Work required: Below are some records. Pull every line that contains the word "Volume".

Items:

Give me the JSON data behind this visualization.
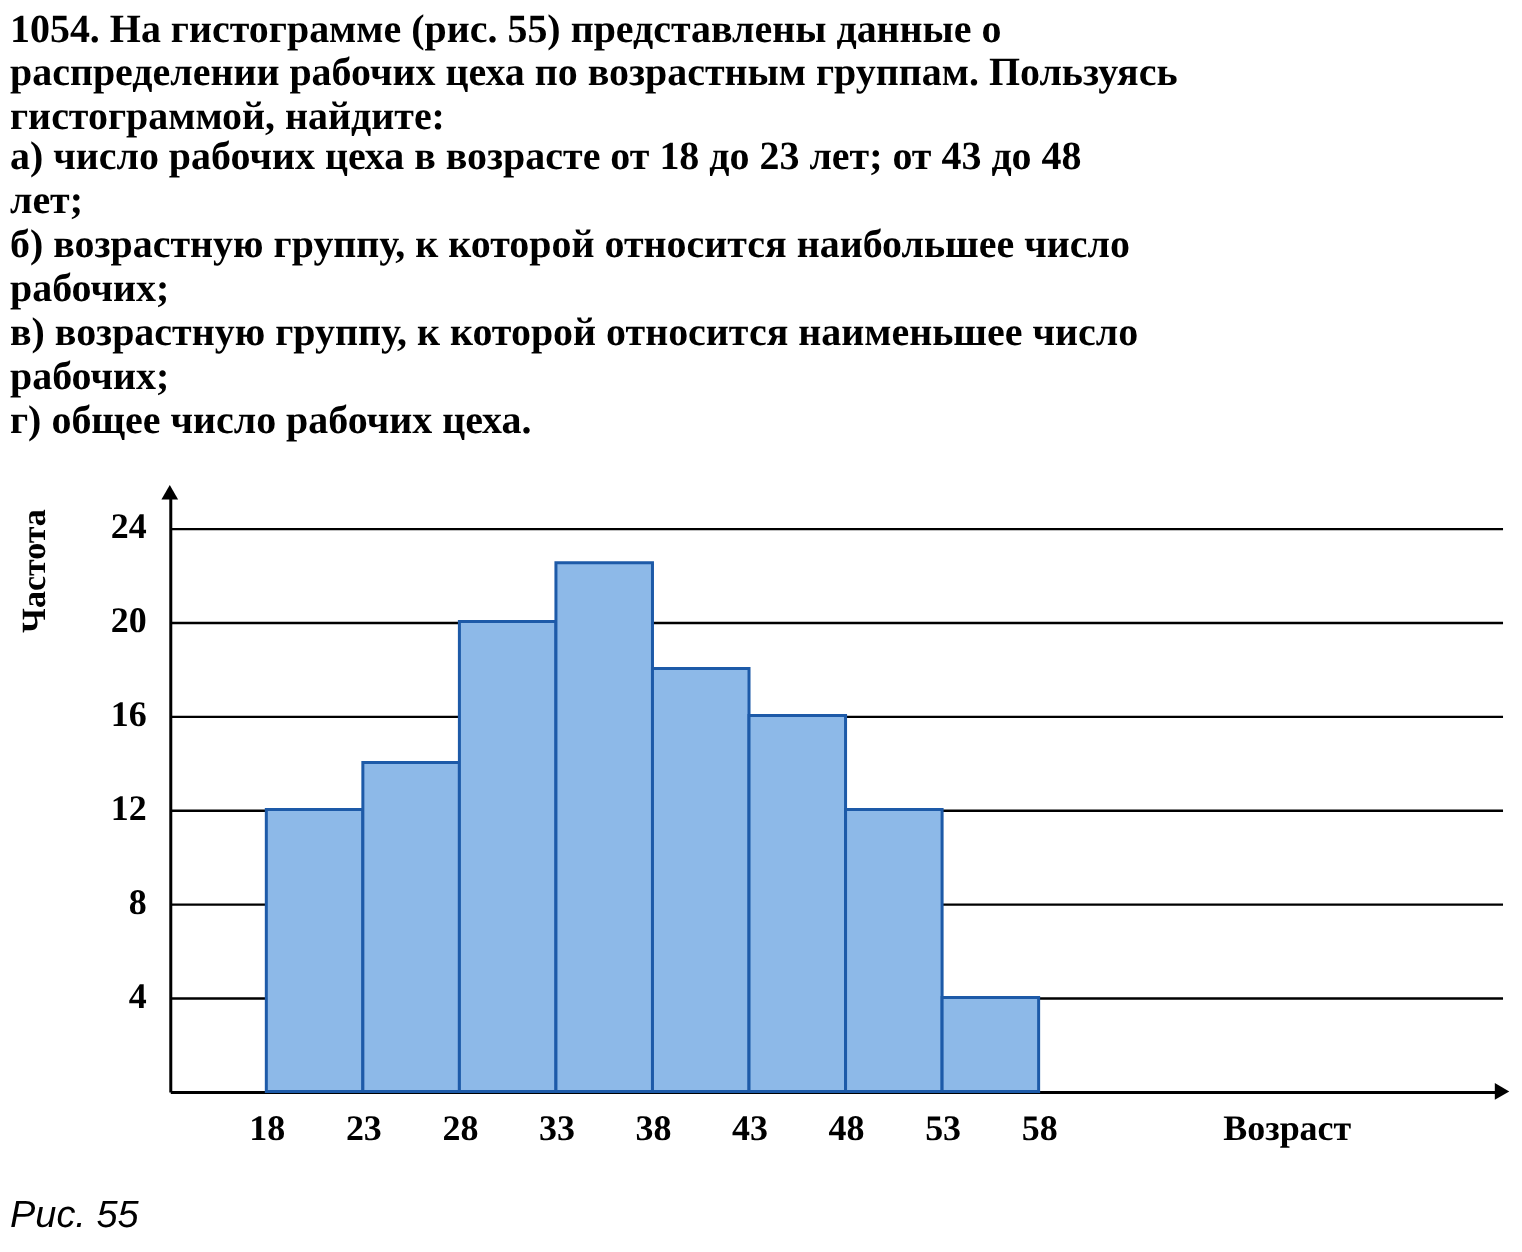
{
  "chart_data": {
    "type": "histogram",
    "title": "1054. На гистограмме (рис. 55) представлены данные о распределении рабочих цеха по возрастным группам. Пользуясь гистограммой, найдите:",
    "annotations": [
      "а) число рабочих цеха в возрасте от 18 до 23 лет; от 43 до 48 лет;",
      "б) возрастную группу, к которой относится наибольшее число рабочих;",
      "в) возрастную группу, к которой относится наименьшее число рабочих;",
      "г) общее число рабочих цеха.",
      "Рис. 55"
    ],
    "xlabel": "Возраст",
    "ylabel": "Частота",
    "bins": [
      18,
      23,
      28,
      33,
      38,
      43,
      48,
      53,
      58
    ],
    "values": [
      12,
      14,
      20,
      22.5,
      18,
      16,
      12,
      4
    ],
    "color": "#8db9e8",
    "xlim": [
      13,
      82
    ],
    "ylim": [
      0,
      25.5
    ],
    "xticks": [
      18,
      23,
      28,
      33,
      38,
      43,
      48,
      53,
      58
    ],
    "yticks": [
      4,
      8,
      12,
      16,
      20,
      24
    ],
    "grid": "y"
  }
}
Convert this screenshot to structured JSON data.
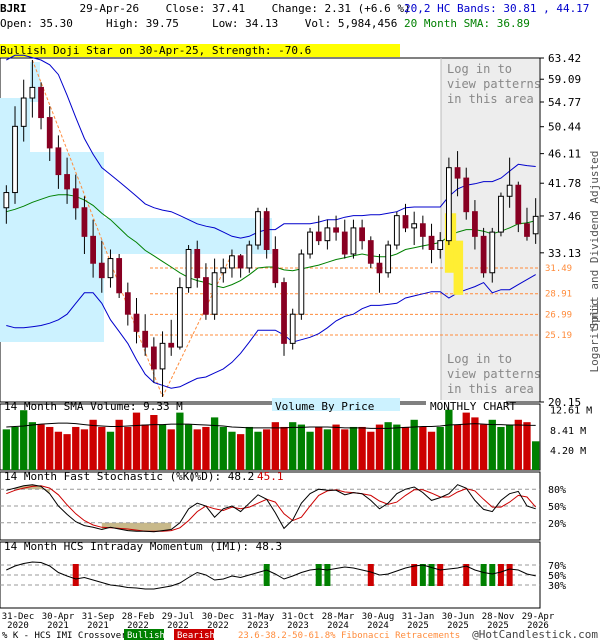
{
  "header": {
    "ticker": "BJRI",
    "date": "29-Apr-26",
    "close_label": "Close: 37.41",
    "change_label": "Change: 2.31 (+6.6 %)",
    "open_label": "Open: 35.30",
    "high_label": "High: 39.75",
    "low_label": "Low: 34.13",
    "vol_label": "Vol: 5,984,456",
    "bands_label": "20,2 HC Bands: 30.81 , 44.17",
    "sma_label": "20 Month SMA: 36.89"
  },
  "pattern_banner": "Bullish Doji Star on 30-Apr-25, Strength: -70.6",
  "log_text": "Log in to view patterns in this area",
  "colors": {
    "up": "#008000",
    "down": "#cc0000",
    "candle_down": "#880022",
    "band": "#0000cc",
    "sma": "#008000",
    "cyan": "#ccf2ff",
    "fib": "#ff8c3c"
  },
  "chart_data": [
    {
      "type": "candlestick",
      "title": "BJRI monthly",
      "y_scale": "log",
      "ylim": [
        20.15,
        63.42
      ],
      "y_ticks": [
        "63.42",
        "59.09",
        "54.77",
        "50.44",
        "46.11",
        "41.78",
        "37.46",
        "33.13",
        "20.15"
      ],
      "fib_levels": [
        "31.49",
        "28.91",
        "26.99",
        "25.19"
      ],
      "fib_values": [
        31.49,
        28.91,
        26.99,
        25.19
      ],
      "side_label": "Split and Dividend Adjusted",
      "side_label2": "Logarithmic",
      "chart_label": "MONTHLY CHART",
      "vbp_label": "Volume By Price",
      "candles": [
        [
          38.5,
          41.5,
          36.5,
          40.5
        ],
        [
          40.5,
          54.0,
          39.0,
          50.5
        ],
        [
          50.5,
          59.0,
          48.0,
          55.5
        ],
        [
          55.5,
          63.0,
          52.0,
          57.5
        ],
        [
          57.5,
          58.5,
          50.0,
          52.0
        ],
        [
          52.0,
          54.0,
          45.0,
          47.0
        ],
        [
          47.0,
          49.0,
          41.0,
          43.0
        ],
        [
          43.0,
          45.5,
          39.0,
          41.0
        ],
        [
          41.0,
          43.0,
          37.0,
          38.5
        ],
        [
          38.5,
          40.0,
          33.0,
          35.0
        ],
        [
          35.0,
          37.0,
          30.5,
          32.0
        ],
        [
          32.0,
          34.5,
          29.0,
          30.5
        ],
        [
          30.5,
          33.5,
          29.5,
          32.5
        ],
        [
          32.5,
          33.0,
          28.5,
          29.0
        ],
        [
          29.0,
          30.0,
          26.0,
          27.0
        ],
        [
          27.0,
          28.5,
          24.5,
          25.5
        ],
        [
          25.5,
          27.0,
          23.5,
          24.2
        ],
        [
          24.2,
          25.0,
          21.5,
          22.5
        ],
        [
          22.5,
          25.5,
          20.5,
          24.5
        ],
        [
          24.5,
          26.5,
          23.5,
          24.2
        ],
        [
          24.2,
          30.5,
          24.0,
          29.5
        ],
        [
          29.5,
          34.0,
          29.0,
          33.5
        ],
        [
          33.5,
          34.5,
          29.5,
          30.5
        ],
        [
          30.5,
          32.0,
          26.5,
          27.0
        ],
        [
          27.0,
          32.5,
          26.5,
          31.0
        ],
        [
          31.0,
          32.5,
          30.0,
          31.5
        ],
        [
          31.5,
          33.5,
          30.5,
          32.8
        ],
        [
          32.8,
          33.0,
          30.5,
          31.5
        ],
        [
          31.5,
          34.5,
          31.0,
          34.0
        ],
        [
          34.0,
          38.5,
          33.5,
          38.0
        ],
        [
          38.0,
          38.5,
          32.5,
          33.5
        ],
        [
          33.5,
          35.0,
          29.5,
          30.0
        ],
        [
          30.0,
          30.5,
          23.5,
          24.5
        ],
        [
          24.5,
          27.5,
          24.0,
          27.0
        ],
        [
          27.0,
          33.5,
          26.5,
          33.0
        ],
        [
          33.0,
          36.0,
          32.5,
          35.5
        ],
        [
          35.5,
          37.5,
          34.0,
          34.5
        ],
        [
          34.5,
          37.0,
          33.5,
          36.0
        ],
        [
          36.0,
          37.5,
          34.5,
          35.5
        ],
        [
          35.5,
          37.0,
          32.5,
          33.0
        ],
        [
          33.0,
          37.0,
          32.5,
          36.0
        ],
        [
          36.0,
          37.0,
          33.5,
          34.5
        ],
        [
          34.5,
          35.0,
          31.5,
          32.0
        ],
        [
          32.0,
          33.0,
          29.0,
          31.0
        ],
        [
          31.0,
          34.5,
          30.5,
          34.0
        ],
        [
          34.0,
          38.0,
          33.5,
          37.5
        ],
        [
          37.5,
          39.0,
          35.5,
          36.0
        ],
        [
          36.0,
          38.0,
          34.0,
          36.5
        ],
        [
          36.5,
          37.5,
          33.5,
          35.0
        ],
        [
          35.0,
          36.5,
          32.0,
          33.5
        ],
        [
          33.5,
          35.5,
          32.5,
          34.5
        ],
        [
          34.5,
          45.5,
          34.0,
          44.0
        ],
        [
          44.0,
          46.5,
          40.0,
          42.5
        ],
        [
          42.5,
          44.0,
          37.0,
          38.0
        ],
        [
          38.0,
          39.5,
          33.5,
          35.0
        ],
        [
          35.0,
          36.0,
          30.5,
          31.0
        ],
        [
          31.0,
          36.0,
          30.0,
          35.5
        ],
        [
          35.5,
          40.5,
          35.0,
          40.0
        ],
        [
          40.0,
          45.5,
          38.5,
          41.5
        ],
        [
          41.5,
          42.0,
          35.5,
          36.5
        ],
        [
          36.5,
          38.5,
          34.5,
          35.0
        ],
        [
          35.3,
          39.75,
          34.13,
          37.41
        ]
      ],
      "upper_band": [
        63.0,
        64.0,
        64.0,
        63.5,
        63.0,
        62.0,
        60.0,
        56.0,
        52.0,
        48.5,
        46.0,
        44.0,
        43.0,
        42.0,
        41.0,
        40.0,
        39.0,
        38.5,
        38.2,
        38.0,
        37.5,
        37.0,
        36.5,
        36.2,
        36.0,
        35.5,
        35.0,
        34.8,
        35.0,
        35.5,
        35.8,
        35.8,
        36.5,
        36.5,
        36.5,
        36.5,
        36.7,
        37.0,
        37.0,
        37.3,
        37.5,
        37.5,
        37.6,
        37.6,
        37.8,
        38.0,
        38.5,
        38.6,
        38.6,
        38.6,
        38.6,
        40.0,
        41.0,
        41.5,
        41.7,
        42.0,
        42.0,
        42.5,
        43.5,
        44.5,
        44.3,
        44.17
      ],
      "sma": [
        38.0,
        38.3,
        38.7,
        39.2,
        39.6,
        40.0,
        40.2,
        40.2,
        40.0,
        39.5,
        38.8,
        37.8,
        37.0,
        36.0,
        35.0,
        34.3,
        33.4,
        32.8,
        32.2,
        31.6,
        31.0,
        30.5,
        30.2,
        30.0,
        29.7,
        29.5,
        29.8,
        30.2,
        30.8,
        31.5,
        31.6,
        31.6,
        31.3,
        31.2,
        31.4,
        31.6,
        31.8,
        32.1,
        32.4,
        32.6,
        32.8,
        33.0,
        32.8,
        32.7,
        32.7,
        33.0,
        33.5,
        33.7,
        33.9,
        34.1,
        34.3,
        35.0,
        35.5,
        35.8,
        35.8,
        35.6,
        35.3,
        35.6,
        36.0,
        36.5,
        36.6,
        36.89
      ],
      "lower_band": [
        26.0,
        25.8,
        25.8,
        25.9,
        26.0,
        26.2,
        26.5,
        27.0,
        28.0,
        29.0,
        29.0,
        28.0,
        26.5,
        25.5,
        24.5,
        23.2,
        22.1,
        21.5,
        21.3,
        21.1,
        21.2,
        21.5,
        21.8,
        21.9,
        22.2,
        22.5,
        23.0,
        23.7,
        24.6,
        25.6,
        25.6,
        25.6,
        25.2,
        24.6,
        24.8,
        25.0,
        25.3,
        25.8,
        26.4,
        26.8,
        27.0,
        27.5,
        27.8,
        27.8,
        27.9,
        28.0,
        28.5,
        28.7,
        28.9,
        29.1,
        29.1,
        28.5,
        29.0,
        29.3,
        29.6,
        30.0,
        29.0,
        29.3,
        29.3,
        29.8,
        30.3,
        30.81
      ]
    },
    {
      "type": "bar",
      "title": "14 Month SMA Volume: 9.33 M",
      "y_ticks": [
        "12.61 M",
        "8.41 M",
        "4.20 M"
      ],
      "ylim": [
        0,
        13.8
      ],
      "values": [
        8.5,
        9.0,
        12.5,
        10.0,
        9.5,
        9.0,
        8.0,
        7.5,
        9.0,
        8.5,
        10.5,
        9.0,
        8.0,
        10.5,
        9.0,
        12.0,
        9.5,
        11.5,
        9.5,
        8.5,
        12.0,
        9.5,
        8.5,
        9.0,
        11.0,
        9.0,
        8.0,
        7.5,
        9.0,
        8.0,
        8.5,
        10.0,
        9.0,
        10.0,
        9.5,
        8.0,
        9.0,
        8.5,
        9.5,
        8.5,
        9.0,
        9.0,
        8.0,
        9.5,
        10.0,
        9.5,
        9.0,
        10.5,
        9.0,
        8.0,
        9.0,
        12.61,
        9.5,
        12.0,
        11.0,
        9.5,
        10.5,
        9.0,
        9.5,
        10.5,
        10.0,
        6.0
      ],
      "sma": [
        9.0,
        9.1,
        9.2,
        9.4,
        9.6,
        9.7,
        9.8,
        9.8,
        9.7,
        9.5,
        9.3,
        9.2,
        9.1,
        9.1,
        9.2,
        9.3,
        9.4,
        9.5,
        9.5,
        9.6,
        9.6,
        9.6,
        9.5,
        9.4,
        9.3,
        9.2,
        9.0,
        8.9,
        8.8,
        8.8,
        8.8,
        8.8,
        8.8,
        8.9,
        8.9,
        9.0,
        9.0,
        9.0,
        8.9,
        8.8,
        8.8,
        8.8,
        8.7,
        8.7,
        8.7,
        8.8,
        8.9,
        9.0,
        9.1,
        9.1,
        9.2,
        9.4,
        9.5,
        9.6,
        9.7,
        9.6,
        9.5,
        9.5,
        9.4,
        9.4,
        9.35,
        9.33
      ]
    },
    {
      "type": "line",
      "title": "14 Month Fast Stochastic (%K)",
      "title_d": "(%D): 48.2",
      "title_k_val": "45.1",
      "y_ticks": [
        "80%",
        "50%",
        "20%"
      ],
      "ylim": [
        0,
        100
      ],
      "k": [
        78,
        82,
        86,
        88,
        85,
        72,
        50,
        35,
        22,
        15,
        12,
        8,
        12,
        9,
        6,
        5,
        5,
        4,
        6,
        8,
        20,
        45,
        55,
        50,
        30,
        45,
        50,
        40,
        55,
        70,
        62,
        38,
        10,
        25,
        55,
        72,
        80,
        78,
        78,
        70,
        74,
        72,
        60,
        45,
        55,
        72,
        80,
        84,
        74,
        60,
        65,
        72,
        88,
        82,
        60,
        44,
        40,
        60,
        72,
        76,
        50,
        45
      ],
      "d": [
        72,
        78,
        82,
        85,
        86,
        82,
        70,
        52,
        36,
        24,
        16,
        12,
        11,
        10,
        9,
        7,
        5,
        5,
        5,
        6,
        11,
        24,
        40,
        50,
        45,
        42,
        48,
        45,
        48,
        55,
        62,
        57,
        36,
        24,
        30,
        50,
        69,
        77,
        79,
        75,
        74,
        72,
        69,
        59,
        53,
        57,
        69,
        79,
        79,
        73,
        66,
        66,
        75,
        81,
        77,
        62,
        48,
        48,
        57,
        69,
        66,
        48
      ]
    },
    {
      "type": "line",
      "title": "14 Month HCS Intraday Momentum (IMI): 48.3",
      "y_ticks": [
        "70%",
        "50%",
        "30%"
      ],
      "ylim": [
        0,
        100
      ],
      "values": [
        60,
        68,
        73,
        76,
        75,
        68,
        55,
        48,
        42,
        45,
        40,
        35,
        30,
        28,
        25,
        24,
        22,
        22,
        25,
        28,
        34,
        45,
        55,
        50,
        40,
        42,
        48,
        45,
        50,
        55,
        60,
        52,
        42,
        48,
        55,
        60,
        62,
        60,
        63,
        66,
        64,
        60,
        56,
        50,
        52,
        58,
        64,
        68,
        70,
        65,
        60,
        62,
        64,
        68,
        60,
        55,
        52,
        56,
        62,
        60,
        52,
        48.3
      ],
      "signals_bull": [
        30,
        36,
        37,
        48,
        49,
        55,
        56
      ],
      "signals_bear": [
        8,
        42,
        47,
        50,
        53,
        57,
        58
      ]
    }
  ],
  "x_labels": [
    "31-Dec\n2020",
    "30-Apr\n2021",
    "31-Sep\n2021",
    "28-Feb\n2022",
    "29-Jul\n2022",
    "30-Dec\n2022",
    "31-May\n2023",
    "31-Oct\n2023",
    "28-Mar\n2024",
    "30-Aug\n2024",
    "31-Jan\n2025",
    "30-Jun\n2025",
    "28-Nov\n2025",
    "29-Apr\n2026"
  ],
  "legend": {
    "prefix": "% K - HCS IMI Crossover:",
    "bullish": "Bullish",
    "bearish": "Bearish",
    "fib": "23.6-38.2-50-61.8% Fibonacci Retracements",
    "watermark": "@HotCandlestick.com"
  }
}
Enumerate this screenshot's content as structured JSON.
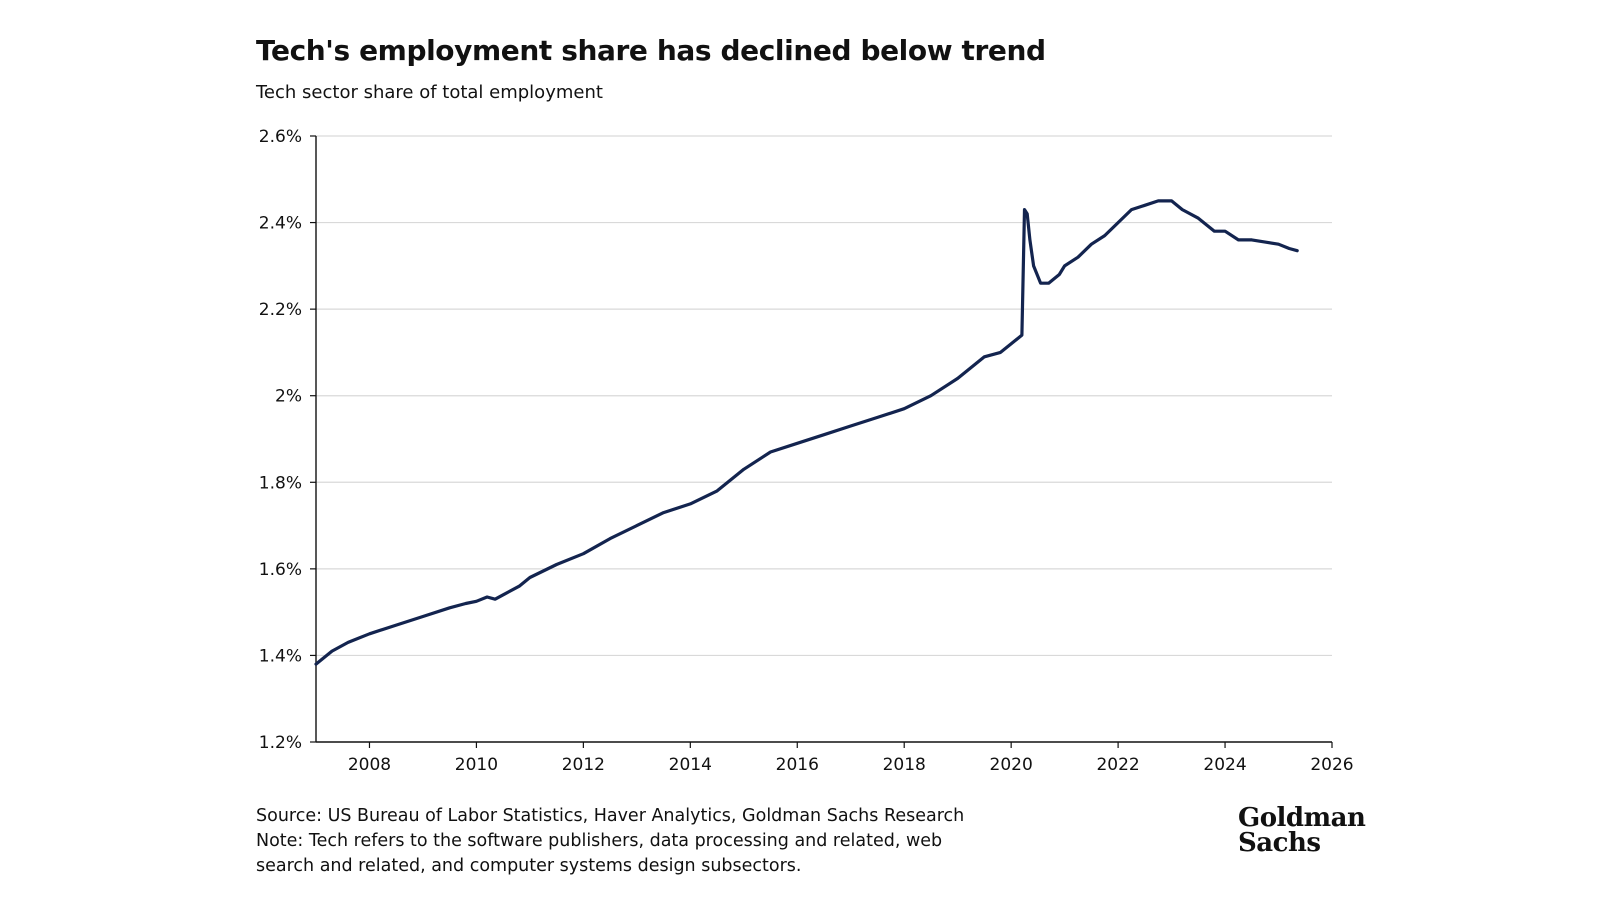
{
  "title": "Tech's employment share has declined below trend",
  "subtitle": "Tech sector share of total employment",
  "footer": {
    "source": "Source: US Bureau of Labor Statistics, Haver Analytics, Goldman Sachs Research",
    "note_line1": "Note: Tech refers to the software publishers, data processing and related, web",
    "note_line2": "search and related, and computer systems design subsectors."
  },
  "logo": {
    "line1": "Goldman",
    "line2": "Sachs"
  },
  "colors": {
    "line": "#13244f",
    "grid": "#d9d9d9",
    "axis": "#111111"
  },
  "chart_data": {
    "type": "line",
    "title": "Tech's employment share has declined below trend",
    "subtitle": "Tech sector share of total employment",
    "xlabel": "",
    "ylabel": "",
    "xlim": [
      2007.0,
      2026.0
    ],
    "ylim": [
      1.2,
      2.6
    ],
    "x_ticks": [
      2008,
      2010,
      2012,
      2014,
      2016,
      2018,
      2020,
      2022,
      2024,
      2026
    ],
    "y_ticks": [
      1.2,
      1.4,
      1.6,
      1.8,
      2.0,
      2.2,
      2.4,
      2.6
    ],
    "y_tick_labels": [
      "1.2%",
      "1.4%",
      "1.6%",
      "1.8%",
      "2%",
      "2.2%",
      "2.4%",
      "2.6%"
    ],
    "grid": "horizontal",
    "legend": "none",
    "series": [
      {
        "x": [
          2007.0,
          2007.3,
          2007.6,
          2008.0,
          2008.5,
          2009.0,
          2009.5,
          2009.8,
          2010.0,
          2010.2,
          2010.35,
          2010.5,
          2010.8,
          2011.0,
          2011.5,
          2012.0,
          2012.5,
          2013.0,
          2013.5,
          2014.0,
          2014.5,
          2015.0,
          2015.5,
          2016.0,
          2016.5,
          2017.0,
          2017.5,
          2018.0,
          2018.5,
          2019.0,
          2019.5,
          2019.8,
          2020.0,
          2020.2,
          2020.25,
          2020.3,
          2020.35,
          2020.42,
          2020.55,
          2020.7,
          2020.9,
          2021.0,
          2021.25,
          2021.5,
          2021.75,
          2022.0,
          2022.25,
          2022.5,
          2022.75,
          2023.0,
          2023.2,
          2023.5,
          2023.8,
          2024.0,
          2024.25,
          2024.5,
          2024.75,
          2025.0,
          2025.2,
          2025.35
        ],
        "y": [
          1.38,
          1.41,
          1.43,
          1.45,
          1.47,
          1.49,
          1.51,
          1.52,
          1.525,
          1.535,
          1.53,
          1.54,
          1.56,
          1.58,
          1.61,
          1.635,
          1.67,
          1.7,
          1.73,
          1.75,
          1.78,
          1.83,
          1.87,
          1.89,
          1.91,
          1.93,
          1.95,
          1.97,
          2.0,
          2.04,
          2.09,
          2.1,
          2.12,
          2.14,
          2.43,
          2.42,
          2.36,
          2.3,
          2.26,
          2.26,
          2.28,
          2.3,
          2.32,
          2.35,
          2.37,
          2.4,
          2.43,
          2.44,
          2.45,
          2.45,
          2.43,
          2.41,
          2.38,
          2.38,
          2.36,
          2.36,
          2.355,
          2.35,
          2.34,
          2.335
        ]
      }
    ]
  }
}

Written answer:
      "vbp_label": "Volume By Price",
      "title": "14 Month SMA Volume: 9.33 M",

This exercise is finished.